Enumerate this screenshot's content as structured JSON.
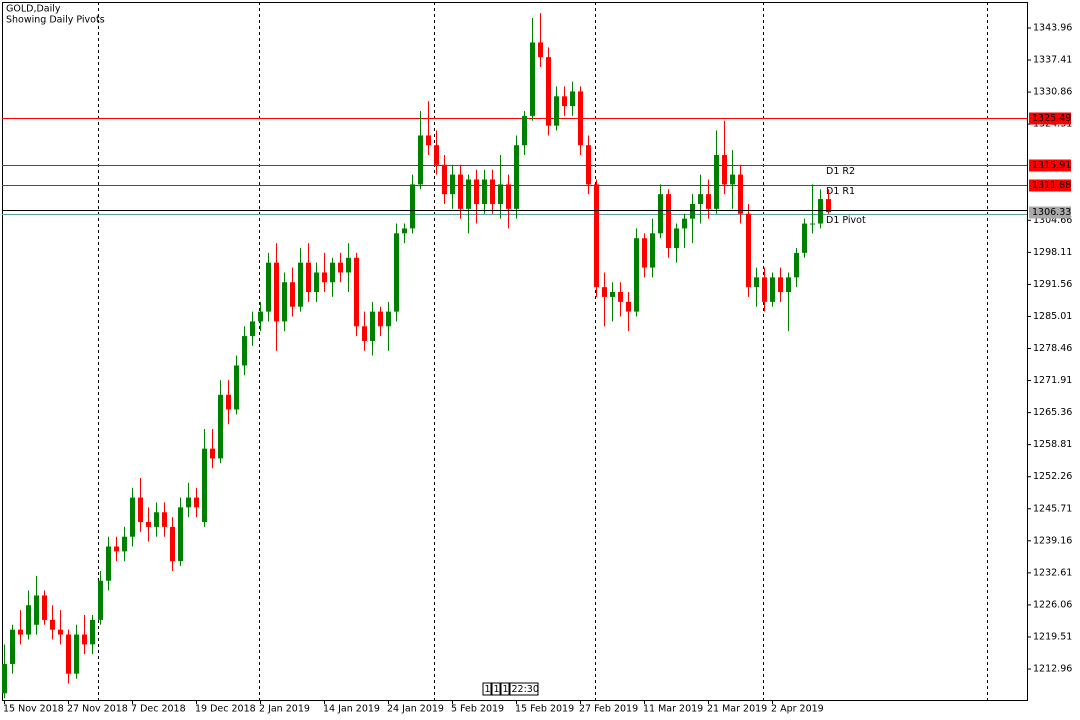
{
  "chart_data": {
    "type": "candlestick",
    "title": "GOLD,Daily",
    "subtitle": "Showing Daily Pivots",
    "categories": [
      "15 Nov 2018",
      null,
      null,
      null,
      null,
      null,
      null,
      null,
      "27 Nov 2018",
      null,
      null,
      null,
      null,
      null,
      null,
      null,
      "7 Dec 2018",
      null,
      null,
      null,
      null,
      null,
      null,
      null,
      "19 Dec 2018",
      null,
      null,
      null,
      null,
      null,
      null,
      null,
      "2 Jan 2019",
      null,
      null,
      null,
      null,
      null,
      null,
      null,
      "14 Jan 2019",
      null,
      null,
      null,
      null,
      null,
      null,
      null,
      "24 Jan 2019",
      null,
      null,
      null,
      null,
      null,
      null,
      null,
      "5 Feb 2019",
      null,
      null,
      null,
      null,
      null,
      null,
      null,
      "15 Feb 2019",
      null,
      null,
      null,
      null,
      null,
      null,
      null,
      "27 Feb 2019",
      null,
      null,
      null,
      null,
      null,
      null,
      null,
      "11 Mar 2019",
      null,
      null,
      null,
      null,
      null,
      null,
      null,
      "21 Mar 2019",
      null,
      null,
      null,
      null,
      null,
      null,
      null,
      "2 Apr 2019",
      null,
      null,
      null,
      null,
      null,
      null,
      null
    ],
    "open": [
      1208,
      1214,
      1221,
      1220,
      1222,
      1228,
      1223,
      1221,
      1220,
      1212,
      1220,
      1218,
      1223,
      1231,
      1238,
      1237,
      1240,
      1248,
      1243,
      1242,
      1245,
      1242,
      1235,
      1246,
      1248,
      1243,
      1258,
      1256,
      1269,
      1266,
      1275,
      1281,
      1284,
      1286,
      1296,
      1284,
      1292,
      1287,
      1296,
      1290,
      1294,
      1292,
      1296,
      1294,
      1297,
      1283,
      1280,
      1286,
      1283,
      1286,
      1302,
      1303,
      1312,
      1322,
      1320,
      1316,
      1310,
      1314,
      1307,
      1313,
      1308,
      1313,
      1308,
      1312,
      1307,
      1320,
      1326,
      1341,
      1338,
      1324,
      1330,
      1328,
      1331,
      1320,
      1312,
      1291,
      1289,
      1290,
      1288,
      1286,
      1301,
      1295,
      1302,
      1310,
      1299,
      1303,
      1305,
      1308,
      1310,
      1307,
      1318,
      1312,
      1314,
      1306,
      1291,
      1293,
      1288,
      1293,
      1290,
      1293,
      1298,
      1304,
      1304,
      1309
    ],
    "high": [
      1218,
      1222,
      1225,
      1229,
      1232,
      1229,
      1226,
      1225,
      1221,
      1222,
      1224,
      1224,
      1233,
      1240,
      1240,
      1242,
      1250,
      1252,
      1246,
      1247,
      1247,
      1244,
      1248,
      1251,
      1250,
      1262,
      1262,
      1272,
      1272,
      1277,
      1283,
      1286,
      1288,
      1298,
      1300,
      1294,
      1295,
      1299,
      1300,
      1296,
      1298,
      1297,
      1298,
      1300,
      1298,
      1286,
      1288,
      1287,
      1288,
      1304,
      1304,
      1314,
      1327,
      1329,
      1323,
      1318,
      1316,
      1316,
      1314,
      1315,
      1315,
      1315,
      1318,
      1314,
      1322,
      1327,
      1346,
      1347,
      1340,
      1332,
      1332,
      1333,
      1332,
      1322,
      1313,
      1294,
      1292,
      1292,
      1290,
      1303,
      1302,
      1305,
      1312,
      1311,
      1304,
      1306,
      1310,
      1314,
      1313,
      1323,
      1325,
      1319,
      1316,
      1308,
      1295,
      1295,
      1294,
      1295,
      1294,
      1299,
      1305,
      1312,
      1311,
      1311
    ],
    "low": [
      1207,
      1212,
      1218,
      1219,
      1220,
      1222,
      1219,
      1218,
      1210,
      1211,
      1216,
      1216,
      1222,
      1229,
      1235,
      1235,
      1238,
      1241,
      1239,
      1240,
      1240,
      1233,
      1234,
      1244,
      1244,
      1242,
      1254,
      1255,
      1263,
      1265,
      1273,
      1279,
      1282,
      1284,
      1278,
      1282,
      1285,
      1286,
      1288,
      1288,
      1290,
      1289,
      1292,
      1290,
      1281,
      1278,
      1277,
      1281,
      1278,
      1284,
      1300,
      1302,
      1311,
      1318,
      1314,
      1308,
      1307,
      1305,
      1302,
      1304,
      1306,
      1306,
      1305,
      1303,
      1305,
      1318,
      1325,
      1336,
      1322,
      1323,
      1326,
      1326,
      1318,
      1310,
      1289,
      1283,
      1284,
      1285,
      1282,
      1285,
      1293,
      1293,
      1301,
      1297,
      1296,
      1299,
      1300,
      1304,
      1305,
      1306,
      1310,
      1307,
      1304,
      1289,
      1287,
      1286,
      1287,
      1288,
      1282,
      1291,
      1297,
      1302,
      1303,
      1306
    ],
    "close": [
      1214,
      1221,
      1220,
      1226,
      1228,
      1223,
      1221,
      1220,
      1212,
      1220,
      1218,
      1223,
      1231,
      1238,
      1237,
      1240,
      1248,
      1243,
      1242,
      1245,
      1242,
      1235,
      1246,
      1248,
      1246,
      1258,
      1256,
      1269,
      1266,
      1275,
      1281,
      1284,
      1286,
      1296,
      1284,
      1292,
      1287,
      1296,
      1290,
      1294,
      1292,
      1296,
      1294,
      1297,
      1283,
      1280,
      1286,
      1283,
      1286,
      1302,
      1303,
      1312,
      1322,
      1320,
      1316,
      1310,
      1314,
      1307,
      1313,
      1308,
      1313,
      1308,
      1312,
      1307,
      1320,
      1326,
      1341,
      1338,
      1324,
      1330,
      1328,
      1331,
      1320,
      1312,
      1291,
      1289,
      1290,
      1288,
      1286,
      1301,
      1295,
      1302,
      1310,
      1299,
      1303,
      1305,
      1308,
      1310,
      1307,
      1318,
      1312,
      1314,
      1306,
      1291,
      1293,
      1288,
      1293,
      1290,
      1293,
      1298,
      1304,
      1304,
      1309,
      1306.33
    ],
    "up_color": "#008000",
    "down_color": "#ff0000",
    "ylim": [
      1206.63,
      1349.68
    ],
    "yticks": [
      1343.96,
      1337.41,
      1330.86,
      1324.31,
      1304.66,
      1298.11,
      1291.56,
      1285.01,
      1278.46,
      1271.91,
      1265.36,
      1258.81,
      1252.26,
      1245.71,
      1239.16,
      1232.61,
      1226.06,
      1219.51,
      1212.96
    ],
    "levels": [
      {
        "value": 1325.49,
        "color": "#ff0000"
      },
      {
        "name": "D1 R2",
        "value": 1315.91,
        "color": "#ff0000"
      },
      {
        "name": "D1 R1",
        "value": 1311.88,
        "color": "#ff0000"
      },
      {
        "name": "D1 Pivot",
        "value": 1305.9,
        "color": "#5f9ea0"
      }
    ],
    "price_line_color": "#000000",
    "status_boxes": [
      "1",
      "1",
      "1",
      "22:30"
    ]
  }
}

§ §

## [Stated goal]
Every line containing the string "value" must be listed.

## [Written reply]
        "value": 1325.49,
        "value": 1315.91,
        "value": 1311.88,
        "value": 1305.9,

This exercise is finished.